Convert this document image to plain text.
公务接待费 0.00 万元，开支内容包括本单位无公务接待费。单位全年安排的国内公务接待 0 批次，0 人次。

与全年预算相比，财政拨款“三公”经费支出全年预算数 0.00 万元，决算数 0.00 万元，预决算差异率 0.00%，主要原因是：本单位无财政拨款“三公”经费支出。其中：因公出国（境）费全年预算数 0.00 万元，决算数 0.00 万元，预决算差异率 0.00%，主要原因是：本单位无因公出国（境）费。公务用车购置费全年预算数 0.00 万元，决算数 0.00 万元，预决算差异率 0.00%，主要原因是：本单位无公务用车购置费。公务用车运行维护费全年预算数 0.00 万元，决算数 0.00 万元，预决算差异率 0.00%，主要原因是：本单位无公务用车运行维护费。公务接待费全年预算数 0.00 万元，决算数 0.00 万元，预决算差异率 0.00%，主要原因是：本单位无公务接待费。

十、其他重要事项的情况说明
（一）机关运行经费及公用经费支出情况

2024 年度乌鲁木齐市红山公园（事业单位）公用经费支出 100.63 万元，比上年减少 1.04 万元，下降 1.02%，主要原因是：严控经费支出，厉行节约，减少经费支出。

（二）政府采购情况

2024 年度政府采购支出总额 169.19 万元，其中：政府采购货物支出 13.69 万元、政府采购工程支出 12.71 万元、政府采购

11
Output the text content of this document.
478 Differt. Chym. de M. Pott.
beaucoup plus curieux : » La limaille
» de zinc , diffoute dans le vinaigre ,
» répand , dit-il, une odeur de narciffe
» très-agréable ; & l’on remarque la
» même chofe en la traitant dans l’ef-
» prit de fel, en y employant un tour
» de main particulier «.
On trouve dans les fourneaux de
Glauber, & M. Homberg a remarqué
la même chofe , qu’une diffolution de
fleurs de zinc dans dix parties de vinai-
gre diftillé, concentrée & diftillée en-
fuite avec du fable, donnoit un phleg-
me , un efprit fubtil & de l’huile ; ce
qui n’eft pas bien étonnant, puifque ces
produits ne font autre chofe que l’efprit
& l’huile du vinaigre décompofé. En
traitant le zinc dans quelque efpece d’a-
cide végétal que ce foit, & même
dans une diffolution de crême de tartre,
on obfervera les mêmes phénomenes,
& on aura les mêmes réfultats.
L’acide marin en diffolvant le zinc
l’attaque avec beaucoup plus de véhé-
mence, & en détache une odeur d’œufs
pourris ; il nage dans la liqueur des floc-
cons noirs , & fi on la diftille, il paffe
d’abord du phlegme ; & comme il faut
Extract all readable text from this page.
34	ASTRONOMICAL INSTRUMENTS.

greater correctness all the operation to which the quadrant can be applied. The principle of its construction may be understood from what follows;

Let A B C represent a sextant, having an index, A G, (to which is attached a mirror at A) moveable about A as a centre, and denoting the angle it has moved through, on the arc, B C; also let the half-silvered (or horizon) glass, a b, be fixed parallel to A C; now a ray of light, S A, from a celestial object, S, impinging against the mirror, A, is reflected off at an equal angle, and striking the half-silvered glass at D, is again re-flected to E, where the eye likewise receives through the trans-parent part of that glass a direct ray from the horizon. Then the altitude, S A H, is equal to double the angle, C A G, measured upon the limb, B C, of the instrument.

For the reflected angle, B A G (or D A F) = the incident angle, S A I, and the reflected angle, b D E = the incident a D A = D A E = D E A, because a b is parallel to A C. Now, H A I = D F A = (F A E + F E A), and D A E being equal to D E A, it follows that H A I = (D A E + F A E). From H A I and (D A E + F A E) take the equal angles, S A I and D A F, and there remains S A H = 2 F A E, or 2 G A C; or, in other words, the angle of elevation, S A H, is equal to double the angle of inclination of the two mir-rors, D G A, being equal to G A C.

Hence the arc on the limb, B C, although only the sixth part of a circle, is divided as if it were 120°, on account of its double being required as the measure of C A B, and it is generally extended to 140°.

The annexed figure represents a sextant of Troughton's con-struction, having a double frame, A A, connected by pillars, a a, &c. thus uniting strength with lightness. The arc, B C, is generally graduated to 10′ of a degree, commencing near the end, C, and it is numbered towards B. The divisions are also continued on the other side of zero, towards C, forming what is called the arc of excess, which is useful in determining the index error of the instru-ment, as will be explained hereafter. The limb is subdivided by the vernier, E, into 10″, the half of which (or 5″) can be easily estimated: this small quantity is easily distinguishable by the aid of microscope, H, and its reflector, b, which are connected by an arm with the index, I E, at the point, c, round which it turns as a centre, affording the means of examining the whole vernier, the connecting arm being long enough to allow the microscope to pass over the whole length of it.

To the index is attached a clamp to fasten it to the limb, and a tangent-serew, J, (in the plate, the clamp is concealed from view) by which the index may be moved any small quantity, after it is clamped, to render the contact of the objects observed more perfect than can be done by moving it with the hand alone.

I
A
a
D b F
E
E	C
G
::::
-- PROBLEM STATEMENT --
Above are some records. Print them all exactly.

-- CORRECT RESULT --
Convert this document image to plain text.
公务接待费 0.00 万元，开支内容包括本单位无公务接待费。单位全年安排的国内公务接待 0 批次，0 人次。

与全年预算相比，财政拨款“三公”经费支出全年预算数 0.00 万元，决算数 0.00 万元，预决算差异率 0.00%，主要原因是：本单位无财政拨款“三公”经费支出。其中：因公出国（境）费全年预算数 0.00 万元，决算数 0.00 万元，预决算差异率 0.00%，主要原因是：本单位无因公出国（境）费。公务用车购置费全年预算数 0.00 万元，决算数 0.00 万元，预决算差异率 0.00%，主要原因是：本单位无公务用车购置费。公务用车运行维护费全年预算数 0.00 万元，决算数 0.00 万元，预决算差异率 0.00%，主要原因是：本单位无公务用车运行维护费。公务接待费全年预算数 0.00 万元，决算数 0.00 万元，预决算差异率 0.00%，主要原因是：本单位无公务接待费。

十、其他重要事项的情况说明
（一）机关运行经费及公用经费支出情况

2024 年度乌鲁木齐市红山公园（事业单位）公用经费支出 100.63 万元，比上年减少 1.04 万元，下降 1.02%，主要原因是：严控经费支出，厉行节约，减少经费支出。

（二）政府采购情况

2024 年度政府采购支出总额 169.19 万元，其中：政府采购货物支出 13.69 万元、政府采购工程支出 12.71 万元、政府采购

11
Output the text content of this document.
478 Differt. Chym. de M. Pott.
beaucoup plus curieux : » La limaille
» de zinc , diffoute dans le vinaigre ,
» répand , dit-il, une odeur de narciffe
» très-agréable ; & l’on remarque la
» même chofe en la traitant dans l’ef-
» prit de fel, en y employant un tour
» de main particulier «.
On trouve dans les fourneaux de
Glauber, & M. Homberg a remarqué
la même chofe , qu’une diffolution de
fleurs de zinc dans dix parties de vinai-
gre diftillé, concentrée & diftillée en-
fuite avec du fable, donnoit un phleg-
me , un efprit fubtil & de l’huile ; ce
qui n’eft pas bien étonnant, puifque ces
produits ne font autre chofe que l’efprit
& l’huile du vinaigre décompofé. En
traitant le zinc dans quelque efpece d’a-
cide végétal que ce foit, & même
dans une diffolution de crême de tartre,
on obfervera les mêmes phénomenes,
& on aura les mêmes réfultats.
L’acide marin en diffolvant le zinc
l’attaque avec beaucoup plus de véhé-
mence, & en détache une odeur d’œufs
pourris ; il nage dans la liqueur des floc-
cons noirs , & fi on la diftille, il paffe
d’abord du phlegme ; & comme il faut
Extract all readable text from this page.
34	ASTRONOMICAL INSTRUMENTS.

greater correctness all the operation to which the quadrant can be applied. The principle of its construction may be understood from what follows;

Let A B C represent a sextant, having an index, A G, (to which is attached a mirror at A) moveable about A as a centre, and denoting the angle it has moved through, on the arc, B C; also let the half-silvered (or horizon) glass, a b, be fixed parallel to A C; now a ray of light, S A, from a celestial object, S, impinging against the mirror, A, is reflected off at an equal angle, and striking the half-silvered glass at D, is again re-flected to E, where the eye likewise receives through the trans-parent part of that glass a direct ray from the horizon. Then the altitude, S A H, is equal to double the angle, C A G, measured upon the limb, B C, of the instrument.

For the reflected angle, B A G (or D A F) = the incident angle, S A I, and the reflected angle, b D E = the incident a D A = D A E = D E A, because a b is parallel to A C. Now, H A I = D F A = (F A E + F E A), and D A E being equal to D E A, it follows that H A I = (D A E + F A E). From H A I and (D A E + F A E) take the equal angles, S A I and D A F, and there remains S A H = 2 F A E, or 2 G A C; or, in other words, the angle of elevation, S A H, is equal to double the angle of inclination of the two mir-rors, D G A, being equal to G A C.

Hence the arc on the limb, B C, although only the sixth part of a circle, is divided as if it were 120°, on account of its double being required as the measure of C A B, and it is generally extended to 140°.

The annexed figure represents a sextant of Troughton's con-struction, having a double frame, A A, connected by pillars, a a, &c. thus uniting strength with lightness. The arc, B C, is generally graduated to 10′ of a degree, commencing near the end, C, and it is numbered towards B. The divisions are also continued on the other side of zero, towards C, forming what is called the arc of excess, which is useful in determining the index error of the instru-ment, as will be explained hereafter. The limb is subdivided by the vernier, E, into 10″, the half of which (or 5″) can be easily estimated: this small quantity is easily distinguishable by the aid of microscope, H, and its reflector, b, which are connected by an arm with the index, I E, at the point, c, round which it turns as a centre, affording the means of examining the whole vernier, the connecting arm being long enough to allow the microscope to pass over the whole length of it.

To the index is attached a clamp to fasten it to the limb, and a tangent-serew, J, (in the plate, the clamp is concealed from view) by which the index may be moved any small quantity, after it is clamped, to render the contact of the objects observed more perfect than can be done by moving it with the hand alone.

I
A
a
D b F
E
E	C
G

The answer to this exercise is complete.